STATED PROBLEM>
Where the data below has the string "ства", return the whole line.
--------------------------------
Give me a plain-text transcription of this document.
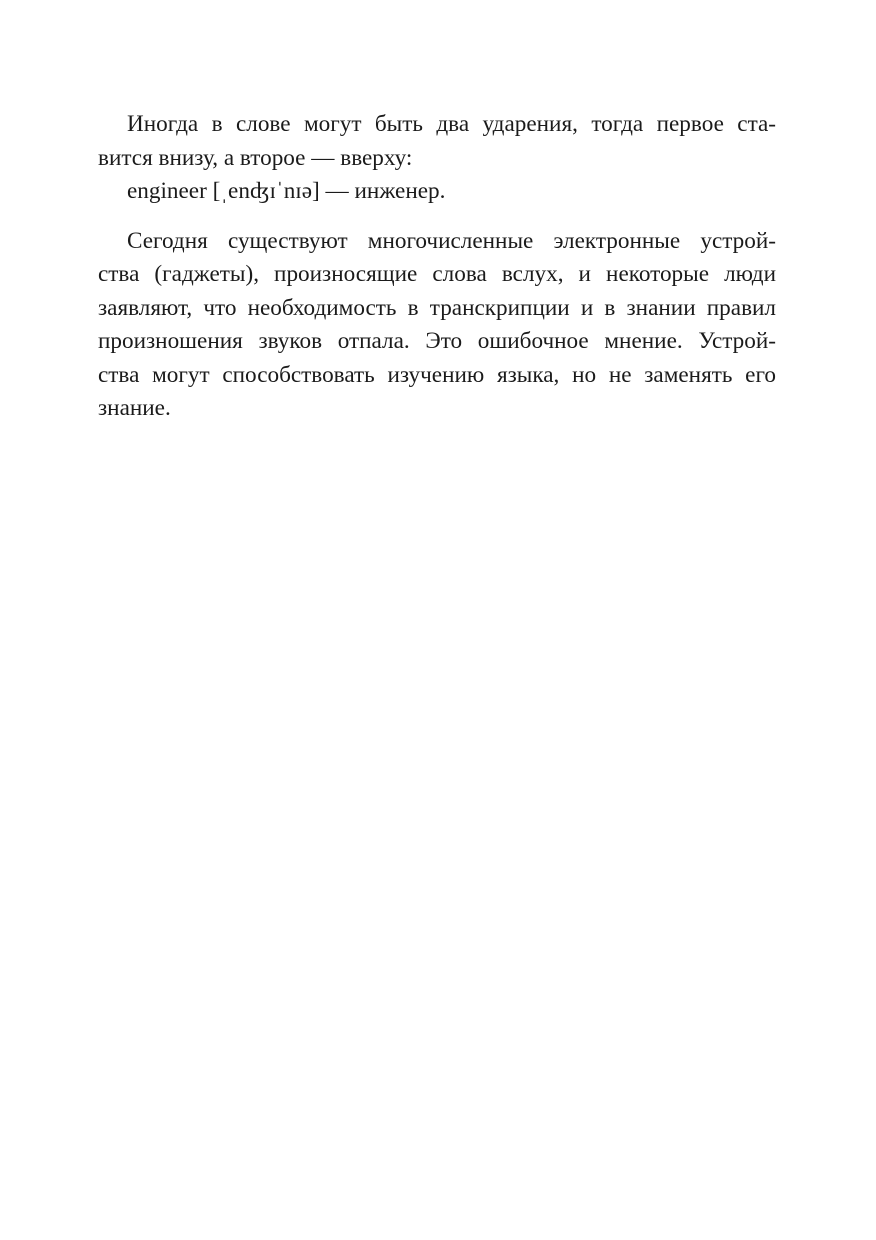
Иногда в слове могут быть два ударения, тогда первое ста-
вится внизу, а второе — вверху:
engineer [ˌenʤɪˈnɪə] — инженер.
Сегодня существуют многочисленные электронные устрой-
ства (гаджеты), произносящие слова вслух, и некоторые люди
заявляют, что необходимость в транскрипции и в знании правил
произношения звуков отпала. Это ошибочное мнение. Устрой-
ства могут способствовать изучению языка, но не заменять его
знание.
--------------------------------
RESPONSE TO THIS EXERCISE>
ства (гаджеты), произносящие слова вслух, и некоторые люди
ства могут способствовать изучению языка, но не заменять его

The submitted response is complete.